GIVEN PROBLEM: Gather the lines that hold the string "فروشگاه".

INPUT FOR THIS TASK:
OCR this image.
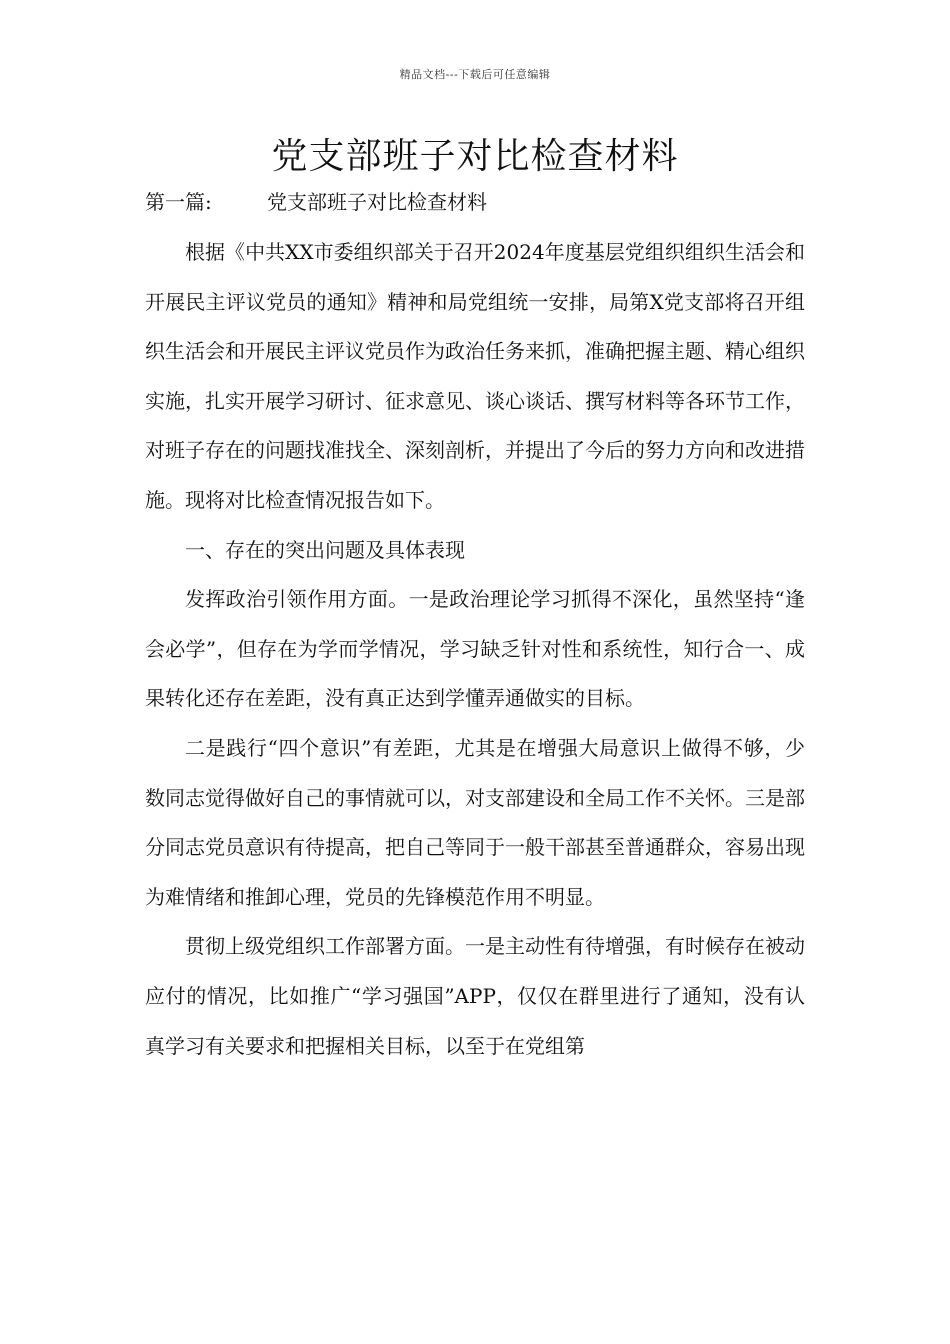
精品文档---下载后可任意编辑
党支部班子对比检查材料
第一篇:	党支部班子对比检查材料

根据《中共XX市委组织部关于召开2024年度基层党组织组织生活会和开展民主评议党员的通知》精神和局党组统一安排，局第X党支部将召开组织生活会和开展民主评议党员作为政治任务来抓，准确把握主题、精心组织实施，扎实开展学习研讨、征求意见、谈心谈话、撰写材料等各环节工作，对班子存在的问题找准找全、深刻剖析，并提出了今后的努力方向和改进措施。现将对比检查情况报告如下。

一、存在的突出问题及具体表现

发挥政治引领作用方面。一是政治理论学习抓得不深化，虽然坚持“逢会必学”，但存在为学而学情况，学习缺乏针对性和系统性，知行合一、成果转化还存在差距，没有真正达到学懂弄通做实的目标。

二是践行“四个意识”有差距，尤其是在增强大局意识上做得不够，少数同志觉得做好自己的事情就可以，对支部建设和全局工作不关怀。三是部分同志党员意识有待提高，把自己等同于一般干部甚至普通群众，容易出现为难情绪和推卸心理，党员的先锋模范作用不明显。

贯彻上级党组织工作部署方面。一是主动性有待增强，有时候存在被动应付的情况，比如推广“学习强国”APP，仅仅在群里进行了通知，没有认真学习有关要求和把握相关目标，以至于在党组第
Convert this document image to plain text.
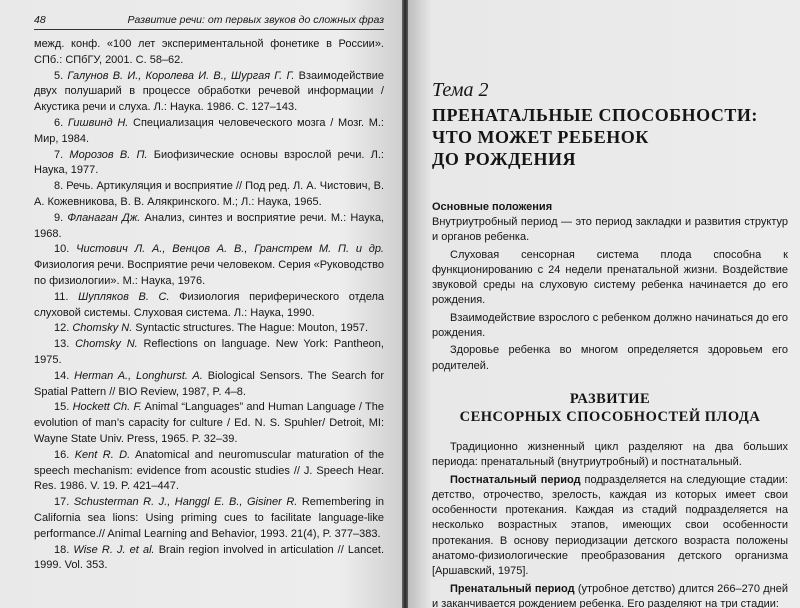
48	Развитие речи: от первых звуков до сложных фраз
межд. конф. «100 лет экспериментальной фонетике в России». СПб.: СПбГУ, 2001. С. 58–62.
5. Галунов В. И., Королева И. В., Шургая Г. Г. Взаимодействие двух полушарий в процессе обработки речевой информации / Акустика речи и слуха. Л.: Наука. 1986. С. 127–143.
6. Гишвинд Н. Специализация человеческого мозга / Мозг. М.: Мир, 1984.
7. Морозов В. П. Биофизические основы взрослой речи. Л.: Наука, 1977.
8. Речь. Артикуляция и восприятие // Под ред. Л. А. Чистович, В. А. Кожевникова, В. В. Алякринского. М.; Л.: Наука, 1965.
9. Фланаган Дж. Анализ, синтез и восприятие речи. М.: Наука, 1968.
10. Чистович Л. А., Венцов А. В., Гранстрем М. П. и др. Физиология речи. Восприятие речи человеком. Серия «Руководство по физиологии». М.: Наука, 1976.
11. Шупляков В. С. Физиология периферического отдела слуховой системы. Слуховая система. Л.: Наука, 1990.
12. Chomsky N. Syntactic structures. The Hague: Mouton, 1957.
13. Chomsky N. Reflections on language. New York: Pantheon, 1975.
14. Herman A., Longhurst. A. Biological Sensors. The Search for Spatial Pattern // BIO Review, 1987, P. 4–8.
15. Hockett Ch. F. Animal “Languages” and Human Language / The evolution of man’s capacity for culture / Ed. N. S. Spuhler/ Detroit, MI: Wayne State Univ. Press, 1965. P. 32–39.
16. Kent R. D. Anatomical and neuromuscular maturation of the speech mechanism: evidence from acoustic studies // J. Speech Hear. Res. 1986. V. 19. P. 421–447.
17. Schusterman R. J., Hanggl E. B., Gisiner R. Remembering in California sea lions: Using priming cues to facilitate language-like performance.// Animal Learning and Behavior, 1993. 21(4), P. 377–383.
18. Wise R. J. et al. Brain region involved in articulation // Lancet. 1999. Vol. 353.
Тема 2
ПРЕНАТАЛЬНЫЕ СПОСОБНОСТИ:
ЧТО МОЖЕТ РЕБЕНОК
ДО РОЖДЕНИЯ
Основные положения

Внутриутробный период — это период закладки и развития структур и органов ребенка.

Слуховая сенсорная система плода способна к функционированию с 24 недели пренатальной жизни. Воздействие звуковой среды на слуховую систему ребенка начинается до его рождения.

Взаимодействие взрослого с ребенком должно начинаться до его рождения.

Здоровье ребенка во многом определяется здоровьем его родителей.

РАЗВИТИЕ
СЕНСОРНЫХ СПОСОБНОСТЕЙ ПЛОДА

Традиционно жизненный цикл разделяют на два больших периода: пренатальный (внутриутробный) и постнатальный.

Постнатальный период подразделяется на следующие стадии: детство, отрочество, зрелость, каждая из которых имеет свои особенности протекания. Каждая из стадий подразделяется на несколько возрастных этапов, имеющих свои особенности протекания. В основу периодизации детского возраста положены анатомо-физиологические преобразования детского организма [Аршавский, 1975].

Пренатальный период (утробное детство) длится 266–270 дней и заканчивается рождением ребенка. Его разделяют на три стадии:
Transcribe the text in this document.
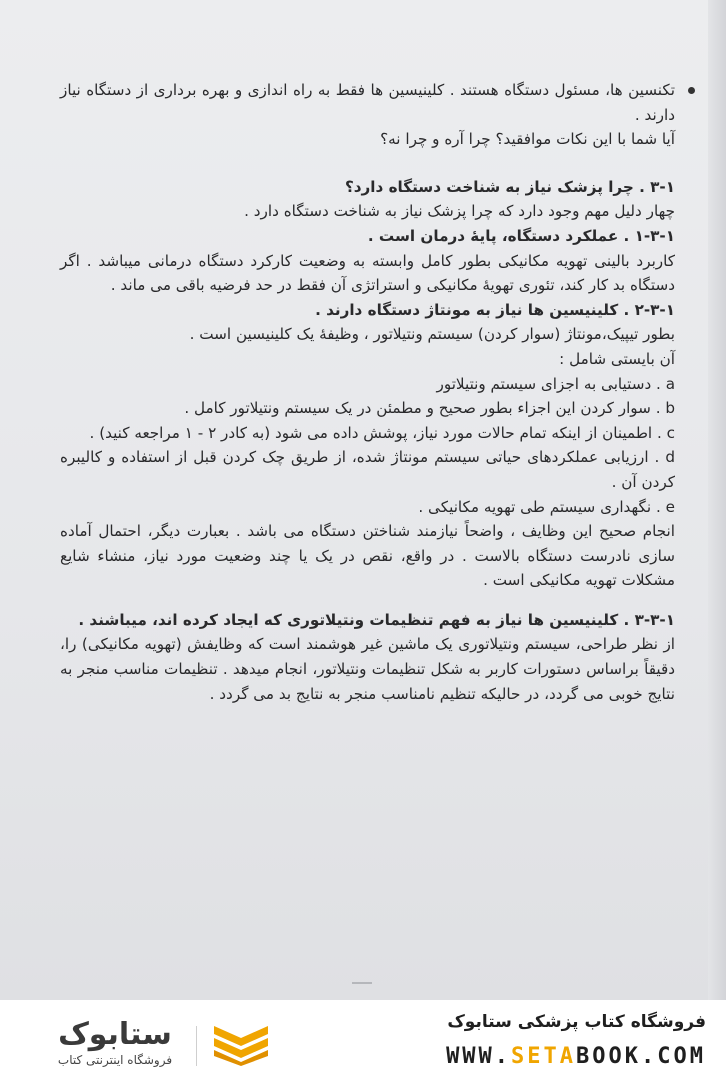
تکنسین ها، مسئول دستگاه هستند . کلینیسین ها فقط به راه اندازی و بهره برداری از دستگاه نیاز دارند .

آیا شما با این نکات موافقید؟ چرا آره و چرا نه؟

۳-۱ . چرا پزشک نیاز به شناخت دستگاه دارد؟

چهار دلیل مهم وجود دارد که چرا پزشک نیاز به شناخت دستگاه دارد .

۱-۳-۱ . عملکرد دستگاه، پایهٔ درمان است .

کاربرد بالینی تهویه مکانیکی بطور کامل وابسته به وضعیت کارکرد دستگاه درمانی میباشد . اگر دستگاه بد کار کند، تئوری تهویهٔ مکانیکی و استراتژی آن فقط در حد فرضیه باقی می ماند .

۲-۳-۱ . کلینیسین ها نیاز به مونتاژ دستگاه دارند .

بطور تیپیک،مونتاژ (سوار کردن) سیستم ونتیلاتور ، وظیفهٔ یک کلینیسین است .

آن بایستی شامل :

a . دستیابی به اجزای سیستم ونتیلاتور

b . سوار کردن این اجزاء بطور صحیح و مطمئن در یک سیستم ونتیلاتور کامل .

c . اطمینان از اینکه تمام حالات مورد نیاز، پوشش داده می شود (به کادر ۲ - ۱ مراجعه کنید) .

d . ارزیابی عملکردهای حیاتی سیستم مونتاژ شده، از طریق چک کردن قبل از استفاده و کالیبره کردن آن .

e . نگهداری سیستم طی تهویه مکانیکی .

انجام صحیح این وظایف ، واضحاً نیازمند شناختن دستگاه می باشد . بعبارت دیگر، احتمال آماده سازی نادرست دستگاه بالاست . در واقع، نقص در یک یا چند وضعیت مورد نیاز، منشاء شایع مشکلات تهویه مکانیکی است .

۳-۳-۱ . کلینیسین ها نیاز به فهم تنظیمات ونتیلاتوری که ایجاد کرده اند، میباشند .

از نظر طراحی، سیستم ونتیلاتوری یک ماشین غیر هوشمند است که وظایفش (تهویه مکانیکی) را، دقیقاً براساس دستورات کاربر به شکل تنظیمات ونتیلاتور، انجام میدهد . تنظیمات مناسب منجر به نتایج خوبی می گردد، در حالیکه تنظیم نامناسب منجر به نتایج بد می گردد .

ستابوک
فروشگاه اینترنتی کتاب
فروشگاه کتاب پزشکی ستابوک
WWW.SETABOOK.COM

PROBLEM SOLUTION:
فروشگاه اینترنتی کتاب
فروشگاه کتاب پزشکی ستابوک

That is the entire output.